**Goal**.
Reproduce the records below in full and exactly, without their images.

**Data supplied**.

━━━━

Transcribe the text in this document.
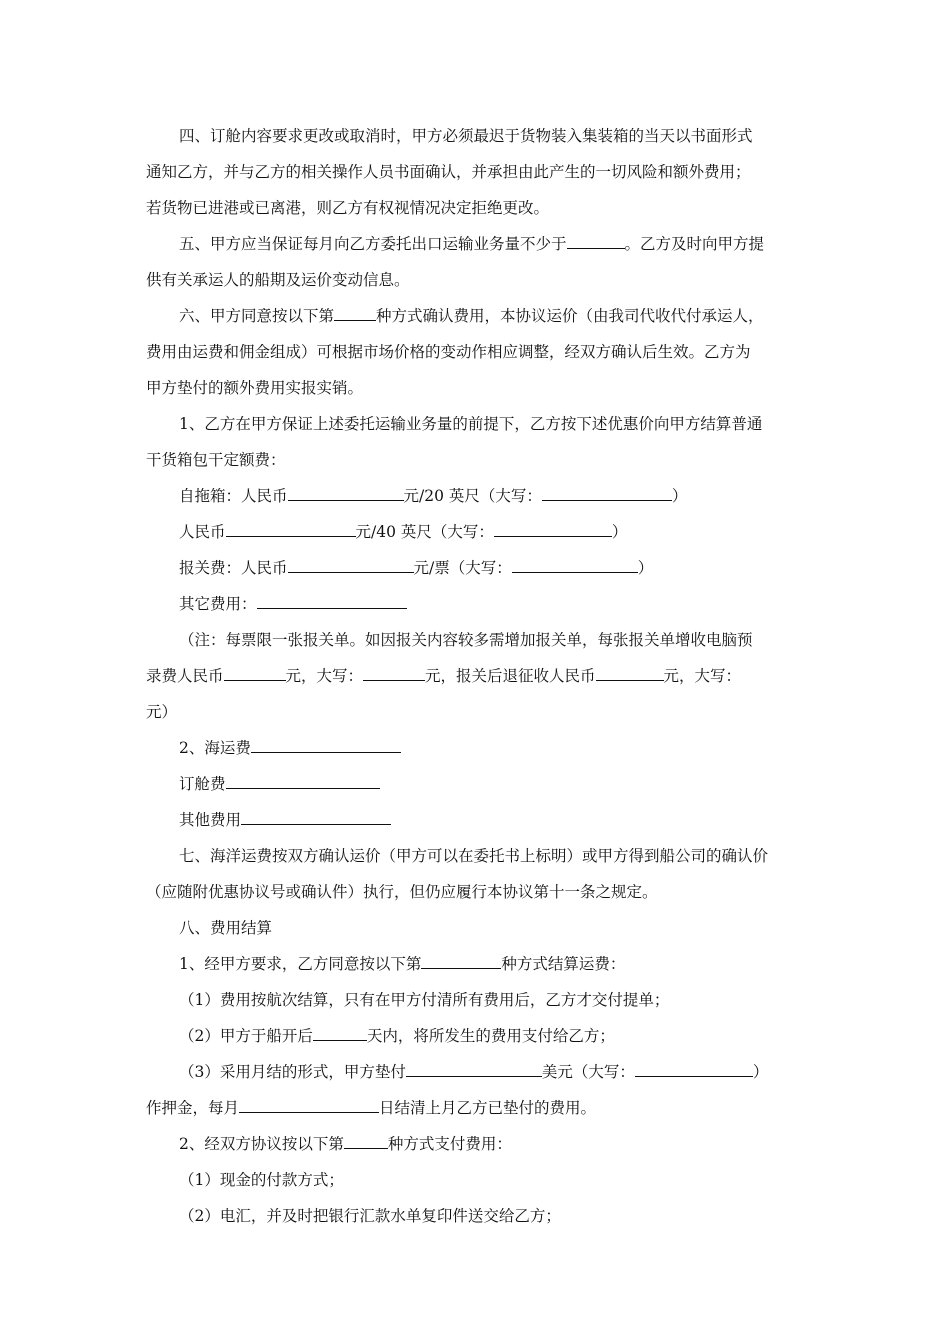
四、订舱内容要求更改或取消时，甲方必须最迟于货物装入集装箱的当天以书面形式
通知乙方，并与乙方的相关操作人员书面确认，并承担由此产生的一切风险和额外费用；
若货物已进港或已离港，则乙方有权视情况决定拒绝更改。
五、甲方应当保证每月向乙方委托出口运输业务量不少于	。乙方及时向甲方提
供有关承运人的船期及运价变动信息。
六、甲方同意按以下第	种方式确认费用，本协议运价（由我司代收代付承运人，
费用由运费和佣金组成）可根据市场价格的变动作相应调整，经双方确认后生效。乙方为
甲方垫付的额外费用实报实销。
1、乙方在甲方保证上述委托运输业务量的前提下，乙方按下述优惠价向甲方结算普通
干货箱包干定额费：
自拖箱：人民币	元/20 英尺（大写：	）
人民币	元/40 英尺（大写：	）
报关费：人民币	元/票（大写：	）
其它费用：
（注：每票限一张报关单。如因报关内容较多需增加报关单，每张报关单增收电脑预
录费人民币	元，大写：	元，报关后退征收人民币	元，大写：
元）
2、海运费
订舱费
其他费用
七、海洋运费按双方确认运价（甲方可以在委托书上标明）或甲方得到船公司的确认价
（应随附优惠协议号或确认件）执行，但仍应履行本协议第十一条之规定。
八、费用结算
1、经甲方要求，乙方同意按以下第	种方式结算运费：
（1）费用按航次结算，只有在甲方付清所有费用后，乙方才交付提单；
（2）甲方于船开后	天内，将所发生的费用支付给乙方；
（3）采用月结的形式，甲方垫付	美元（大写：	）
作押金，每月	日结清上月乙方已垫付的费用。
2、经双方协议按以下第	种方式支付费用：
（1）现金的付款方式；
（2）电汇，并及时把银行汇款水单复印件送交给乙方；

━━━━

**Solution to this exercise**.
Transcribe the text in this document.
四、订舱内容要求更改或取消时，甲方必须最迟于货物装入集装箱的当天以书面形式
通知乙方，并与乙方的相关操作人员书面确认，并承担由此产生的一切风险和额外费用；
若货物已进港或已离港，则乙方有权视情况决定拒绝更改。
五、甲方应当保证每月向乙方委托出口运输业务量不少于	。乙方及时向甲方提
供有关承运人的船期及运价变动信息。
六、甲方同意按以下第	种方式确认费用，本协议运价（由我司代收代付承运人，
费用由运费和佣金组成）可根据市场价格的变动作相应调整，经双方确认后生效。乙方为
甲方垫付的额外费用实报实销。
1、乙方在甲方保证上述委托运输业务量的前提下，乙方按下述优惠价向甲方结算普通
干货箱包干定额费：
自拖箱：人民币	元/20 英尺（大写：	）
人民币	元/40 英尺（大写：	）
报关费：人民币	元/票（大写：	）
其它费用：
（注：每票限一张报关单。如因报关内容较多需增加报关单，每张报关单增收电脑预
录费人民币	元，大写：	元，报关后退征收人民币	元，大写：
元）
2、海运费
订舱费
其他费用
七、海洋运费按双方确认运价（甲方可以在委托书上标明）或甲方得到船公司的确认价
（应随附优惠协议号或确认件）执行，但仍应履行本协议第十一条之规定。
八、费用结算
1、经甲方要求，乙方同意按以下第	种方式结算运费：
（1）费用按航次结算，只有在甲方付清所有费用后，乙方才交付提单；
（2）甲方于船开后	天内，将所发生的费用支付给乙方；
（3）采用月结的形式，甲方垫付	美元（大写：	）
作押金，每月	日结清上月乙方已垫付的费用。
2、经双方协议按以下第	种方式支付费用：
（1）现金的付款方式；
（2）电汇，并及时把银行汇款水单复印件送交给乙方；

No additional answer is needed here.